**WHAT IS ASKED:** Every entry must be given again exactly.

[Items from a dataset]
::::

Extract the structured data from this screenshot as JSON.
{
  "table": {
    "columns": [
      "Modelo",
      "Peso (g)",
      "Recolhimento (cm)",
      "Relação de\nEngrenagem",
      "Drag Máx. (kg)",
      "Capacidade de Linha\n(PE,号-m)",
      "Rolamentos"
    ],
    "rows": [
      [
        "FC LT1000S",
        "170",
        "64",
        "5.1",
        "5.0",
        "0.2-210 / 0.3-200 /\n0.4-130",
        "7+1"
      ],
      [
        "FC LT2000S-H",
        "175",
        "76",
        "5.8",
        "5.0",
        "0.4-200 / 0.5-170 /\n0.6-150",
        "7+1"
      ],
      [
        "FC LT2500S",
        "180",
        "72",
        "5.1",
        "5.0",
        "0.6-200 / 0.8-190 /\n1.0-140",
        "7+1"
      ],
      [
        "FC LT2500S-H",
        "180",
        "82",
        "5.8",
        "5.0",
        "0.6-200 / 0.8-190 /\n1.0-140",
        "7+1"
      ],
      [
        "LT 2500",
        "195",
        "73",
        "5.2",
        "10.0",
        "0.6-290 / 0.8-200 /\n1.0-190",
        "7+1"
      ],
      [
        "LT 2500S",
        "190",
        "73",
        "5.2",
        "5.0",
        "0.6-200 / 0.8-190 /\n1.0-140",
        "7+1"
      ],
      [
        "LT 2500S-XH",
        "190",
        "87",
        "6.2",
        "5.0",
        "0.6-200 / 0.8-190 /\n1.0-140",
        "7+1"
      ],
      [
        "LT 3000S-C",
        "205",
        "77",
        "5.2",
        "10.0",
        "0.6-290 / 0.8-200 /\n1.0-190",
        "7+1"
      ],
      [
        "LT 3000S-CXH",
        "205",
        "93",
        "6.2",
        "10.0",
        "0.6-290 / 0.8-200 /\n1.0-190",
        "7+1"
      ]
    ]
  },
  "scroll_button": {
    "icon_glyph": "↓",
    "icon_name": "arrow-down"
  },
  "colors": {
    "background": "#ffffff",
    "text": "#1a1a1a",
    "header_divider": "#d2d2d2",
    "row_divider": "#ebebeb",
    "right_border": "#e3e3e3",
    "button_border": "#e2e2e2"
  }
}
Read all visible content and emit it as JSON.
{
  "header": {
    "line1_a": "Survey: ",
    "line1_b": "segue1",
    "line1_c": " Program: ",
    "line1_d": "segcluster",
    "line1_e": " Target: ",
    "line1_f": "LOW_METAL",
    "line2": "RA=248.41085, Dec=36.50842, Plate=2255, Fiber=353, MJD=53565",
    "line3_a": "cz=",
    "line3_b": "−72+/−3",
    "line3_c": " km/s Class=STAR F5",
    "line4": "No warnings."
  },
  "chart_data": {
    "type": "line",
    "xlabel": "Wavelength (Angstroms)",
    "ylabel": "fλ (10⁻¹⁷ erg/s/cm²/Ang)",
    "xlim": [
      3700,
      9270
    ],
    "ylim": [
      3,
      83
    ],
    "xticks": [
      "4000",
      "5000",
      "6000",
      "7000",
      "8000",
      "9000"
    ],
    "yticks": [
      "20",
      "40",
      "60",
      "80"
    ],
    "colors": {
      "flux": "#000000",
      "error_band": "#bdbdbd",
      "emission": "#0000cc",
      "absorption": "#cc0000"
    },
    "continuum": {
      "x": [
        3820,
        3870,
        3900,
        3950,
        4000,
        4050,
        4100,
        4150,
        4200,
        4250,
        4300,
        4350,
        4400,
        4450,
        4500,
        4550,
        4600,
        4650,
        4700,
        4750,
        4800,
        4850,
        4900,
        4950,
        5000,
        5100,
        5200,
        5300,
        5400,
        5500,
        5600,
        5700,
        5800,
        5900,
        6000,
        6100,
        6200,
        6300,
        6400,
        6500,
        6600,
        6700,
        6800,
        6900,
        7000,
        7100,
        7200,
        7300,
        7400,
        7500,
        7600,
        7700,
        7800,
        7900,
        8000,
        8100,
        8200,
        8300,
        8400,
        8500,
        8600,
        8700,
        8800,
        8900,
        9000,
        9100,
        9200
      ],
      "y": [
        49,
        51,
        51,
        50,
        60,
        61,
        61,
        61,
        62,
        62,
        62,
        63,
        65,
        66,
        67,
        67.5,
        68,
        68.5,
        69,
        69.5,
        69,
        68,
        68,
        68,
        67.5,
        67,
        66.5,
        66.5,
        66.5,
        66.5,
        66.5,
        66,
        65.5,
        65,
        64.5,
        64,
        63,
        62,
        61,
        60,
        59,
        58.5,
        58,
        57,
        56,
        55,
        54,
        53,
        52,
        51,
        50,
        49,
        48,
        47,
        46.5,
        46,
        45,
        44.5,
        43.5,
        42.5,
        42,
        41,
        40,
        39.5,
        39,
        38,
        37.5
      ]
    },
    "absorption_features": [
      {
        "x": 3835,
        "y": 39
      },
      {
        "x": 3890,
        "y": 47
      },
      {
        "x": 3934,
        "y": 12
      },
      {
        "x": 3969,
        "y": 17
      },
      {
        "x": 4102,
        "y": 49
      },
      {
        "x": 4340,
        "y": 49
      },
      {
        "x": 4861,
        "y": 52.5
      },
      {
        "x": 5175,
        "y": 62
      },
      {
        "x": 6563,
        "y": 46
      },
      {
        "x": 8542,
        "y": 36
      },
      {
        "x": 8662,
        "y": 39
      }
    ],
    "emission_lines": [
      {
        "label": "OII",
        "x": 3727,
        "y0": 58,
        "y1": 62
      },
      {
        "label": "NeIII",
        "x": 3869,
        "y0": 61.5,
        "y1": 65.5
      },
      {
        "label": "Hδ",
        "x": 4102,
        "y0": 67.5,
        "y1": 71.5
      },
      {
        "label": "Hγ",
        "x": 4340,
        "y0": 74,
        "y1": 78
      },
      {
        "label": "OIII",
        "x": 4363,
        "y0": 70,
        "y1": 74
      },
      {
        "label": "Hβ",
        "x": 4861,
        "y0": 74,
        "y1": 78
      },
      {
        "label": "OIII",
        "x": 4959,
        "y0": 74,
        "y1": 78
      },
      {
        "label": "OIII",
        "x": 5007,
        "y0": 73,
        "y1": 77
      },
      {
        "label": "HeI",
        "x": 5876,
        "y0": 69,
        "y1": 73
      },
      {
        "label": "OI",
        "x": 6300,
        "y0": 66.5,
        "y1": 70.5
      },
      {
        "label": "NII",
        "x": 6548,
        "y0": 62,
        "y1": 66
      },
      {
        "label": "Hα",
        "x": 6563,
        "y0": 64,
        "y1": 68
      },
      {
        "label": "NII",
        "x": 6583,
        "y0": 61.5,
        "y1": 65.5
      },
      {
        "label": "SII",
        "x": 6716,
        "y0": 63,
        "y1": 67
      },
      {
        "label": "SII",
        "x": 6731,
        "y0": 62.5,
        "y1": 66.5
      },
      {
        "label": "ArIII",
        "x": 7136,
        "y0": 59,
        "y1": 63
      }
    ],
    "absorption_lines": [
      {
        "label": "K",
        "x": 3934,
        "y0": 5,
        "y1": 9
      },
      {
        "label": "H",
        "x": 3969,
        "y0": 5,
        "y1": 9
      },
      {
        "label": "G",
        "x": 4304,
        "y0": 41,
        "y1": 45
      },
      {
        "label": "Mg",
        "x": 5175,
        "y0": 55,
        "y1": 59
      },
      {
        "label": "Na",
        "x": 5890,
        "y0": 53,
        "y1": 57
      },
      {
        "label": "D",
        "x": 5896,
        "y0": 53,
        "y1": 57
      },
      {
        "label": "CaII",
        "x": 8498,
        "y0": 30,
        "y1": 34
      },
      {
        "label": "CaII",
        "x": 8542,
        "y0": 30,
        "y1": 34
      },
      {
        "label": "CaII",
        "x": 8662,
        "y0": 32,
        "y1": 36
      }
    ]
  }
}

::::

**TASK RESPONSE:**
Extract the structured data from this screenshot as JSON.
{
  "table": {
    "columns": [
      "Modelo",
      "Peso (g)",
      "Recolhimento (cm)",
      "Relação de\nEngrenagem",
      "Drag Máx. (kg)",
      "Capacidade de Linha\n(PE,号-m)",
      "Rolamentos"
    ],
    "rows": [
      [
        "FC LT1000S",
        "170",
        "64",
        "5.1",
        "5.0",
        "0.2-210 / 0.3-200 /\n0.4-130",
        "7+1"
      ],
      [
        "FC LT2000S-H",
        "175",
        "76",
        "5.8",
        "5.0",
        "0.4-200 / 0.5-170 /\n0.6-150",
        "7+1"
      ],
      [
        "FC LT2500S",
        "180",
        "72",
        "5.1",
        "5.0",
        "0.6-200 / 0.8-190 /\n1.0-140",
        "7+1"
      ],
      [
        "FC LT2500S-H",
        "180",
        "82",
        "5.8",
        "5.0",
        "0.6-200 / 0.8-190 /\n1.0-140",
        "7+1"
      ],
      [
        "LT 2500",
        "195",
        "73",
        "5.2",
        "10.0",
        "0.6-290 / 0.8-200 /\n1.0-190",
        "7+1"
      ],
      [
        "LT 2500S",
        "190",
        "73",
        "5.2",
        "5.0",
        "0.6-200 / 0.8-190 /\n1.0-140",
        "7+1"
      ],
      [
        "LT 2500S-XH",
        "190",
        "87",
        "6.2",
        "5.0",
        "0.6-200 / 0.8-190 /\n1.0-140",
        "7+1"
      ],
      [
        "LT 3000S-C",
        "205",
        "77",
        "5.2",
        "10.0",
        "0.6-290 / 0.8-200 /\n1.0-190",
        "7+1"
      ],
      [
        "LT 3000S-CXH",
        "205",
        "93",
        "6.2",
        "10.0",
        "0.6-290 / 0.8-200 /\n1.0-190",
        "7+1"
      ]
    ]
  },
  "scroll_button": {
    "icon_glyph": "↓",
    "icon_name": "arrow-down"
  },
  "colors": {
    "background": "#ffffff",
    "text": "#1a1a1a",
    "header_divider": "#d2d2d2",
    "row_divider": "#ebebeb",
    "right_border": "#e3e3e3",
    "button_border": "#e2e2e2"
  }
}
Read all visible content and emit it as JSON.
{
  "header": {
    "line1_a": "Survey: ",
    "line1_b": "segue1",
    "line1_c": " Program: ",
    "line1_d": "segcluster",
    "line1_e": " Target: ",
    "line1_f": "LOW_METAL",
    "line2": "RA=248.41085, Dec=36.50842, Plate=2255, Fiber=353, MJD=53565",
    "line3_a": "cz=",
    "line3_b": "−72+/−3",
    "line3_c": " km/s Class=STAR F5",
    "line4": "No warnings."
  },
  "chart_data": {
    "type": "line",
    "xlabel": "Wavelength (Angstroms)",
    "ylabel": "fλ (10⁻¹⁷ erg/s/cm²/Ang)",
    "xlim": [
      3700,
      9270
    ],
    "ylim": [
      3,
      83
    ],
    "xticks": [
      "4000",
      "5000",
      "6000",
      "7000",
      "8000",
      "9000"
    ],
    "yticks": [
      "20",
      "40",
      "60",
      "80"
    ],
    "colors": {
      "flux": "#000000",
      "error_band": "#bdbdbd",
      "emission": "#0000cc",
      "absorption": "#cc0000"
    },
    "continuum": {
      "x": [
        3820,
        3870,
        3900,
        3950,
        4000,
        4050,
        4100,
        4150,
        4200,
        4250,
        4300,
        4350,
        4400,
        4450,
        4500,
        4550,
        4600,
        4650,
        4700,
        4750,
        4800,
        4850,
        4900,
        4950,
        5000,
        5100,
        5200,
        5300,
        5400,
        5500,
        5600,
        5700,
        5800,
        5900,
        6000,
        6100,
        6200,
        6300,
        6400,
        6500,
        6600,
        6700,
        6800,
        6900,
        7000,
        7100,
        7200,
        7300,
        7400,
        7500,
        7600,
        7700,
        7800,
        7900,
        8000,
        8100,
        8200,
        8300,
        8400,
        8500,
        8600,
        8700,
        8800,
        8900,
        9000,
        9100,
        9200
      ],
      "y": [
        49,
        51,
        51,
        50,
        60,
        61,
        61,
        61,
        62,
        62,
        62,
        63,
        65,
        66,
        67,
        67.5,
        68,
        68.5,
        69,
        69.5,
        69,
        68,
        68,
        68,
        67.5,
        67,
        66.5,
        66.5,
        66.5,
        66.5,
        66.5,
        66,
        65.5,
        65,
        64.5,
        64,
        63,
        62,
        61,
        60,
        59,
        58.5,
        58,
        57,
        56,
        55,
        54,
        53,
        52,
        51,
        50,
        49,
        48,
        47,
        46.5,
        46,
        45,
        44.5,
        43.5,
        42.5,
        42,
        41,
        40,
        39.5,
        39,
        38,
        37.5
      ]
    },
    "absorption_features": [
      {
        "x": 3835,
        "y": 39
      },
      {
        "x": 3890,
        "y": 47
      },
      {
        "x": 3934,
        "y": 12
      },
      {
        "x": 3969,
        "y": 17
      },
      {
        "x": 4102,
        "y": 49
      },
      {
        "x": 4340,
        "y": 49
      },
      {
        "x": 4861,
        "y": 52.5
      },
      {
        "x": 5175,
        "y": 62
      },
      {
        "x": 6563,
        "y": 46
      },
      {
        "x": 8542,
        "y": 36
      },
      {
        "x": 8662,
        "y": 39
      }
    ],
    "emission_lines": [
      {
        "label": "OII",
        "x": 3727,
        "y0": 58,
        "y1": 62
      },
      {
        "label": "NeIII",
        "x": 3869,
        "y0": 61.5,
        "y1": 65.5
      },
      {
        "label": "Hδ",
        "x": 4102,
        "y0": 67.5,
        "y1": 71.5
      },
      {
        "label": "Hγ",
        "x": 4340,
        "y0": 74,
        "y1": 78
      },
      {
        "label": "OIII",
        "x": 4363,
        "y0": 70,
        "y1": 74
      },
      {
        "label": "Hβ",
        "x": 4861,
        "y0": 74,
        "y1": 78
      },
      {
        "label": "OIII",
        "x": 4959,
        "y0": 74,
        "y1": 78
      },
      {
        "label": "OIII",
        "x": 5007,
        "y0": 73,
        "y1": 77
      },
      {
        "label": "HeI",
        "x": 5876,
        "y0": 69,
        "y1": 73
      },
      {
        "label": "OI",
        "x": 6300,
        "y0": 66.5,
        "y1": 70.5
      },
      {
        "label": "NII",
        "x": 6548,
        "y0": 62,
        "y1": 66
      },
      {
        "label": "Hα",
        "x": 6563,
        "y0": 64,
        "y1": 68
      },
      {
        "label": "NII",
        "x": 6583,
        "y0": 61.5,
        "y1": 65.5
      },
      {
        "label": "SII",
        "x": 6716,
        "y0": 63,
        "y1": 67
      },
      {
        "label": "SII",
        "x": 6731,
        "y0": 62.5,
        "y1": 66.5
      },
      {
        "label": "ArIII",
        "x": 7136,
        "y0": 59,
        "y1": 63
      }
    ],
    "absorption_lines": [
      {
        "label": "K",
        "x": 3934,
        "y0": 5,
        "y1": 9
      },
      {
        "label": "H",
        "x": 3969,
        "y0": 5,
        "y1": 9
      },
      {
        "label": "G",
        "x": 4304,
        "y0": 41,
        "y1": 45
      },
      {
        "label": "Mg",
        "x": 5175,
        "y0": 55,
        "y1": 59
      },
      {
        "label": "Na",
        "x": 5890,
        "y0": 53,
        "y1": 57
      },
      {
        "label": "D",
        "x": 5896,
        "y0": 53,
        "y1": 57
      },
      {
        "label": "CaII",
        "x": 8498,
        "y0": 30,
        "y1": 34
      },
      {
        "label": "CaII",
        "x": 8542,
        "y0": 30,
        "y1": 34
      },
      {
        "label": "CaII",
        "x": 8662,
        "y0": 32,
        "y1": 36
      }
    ]
  }
}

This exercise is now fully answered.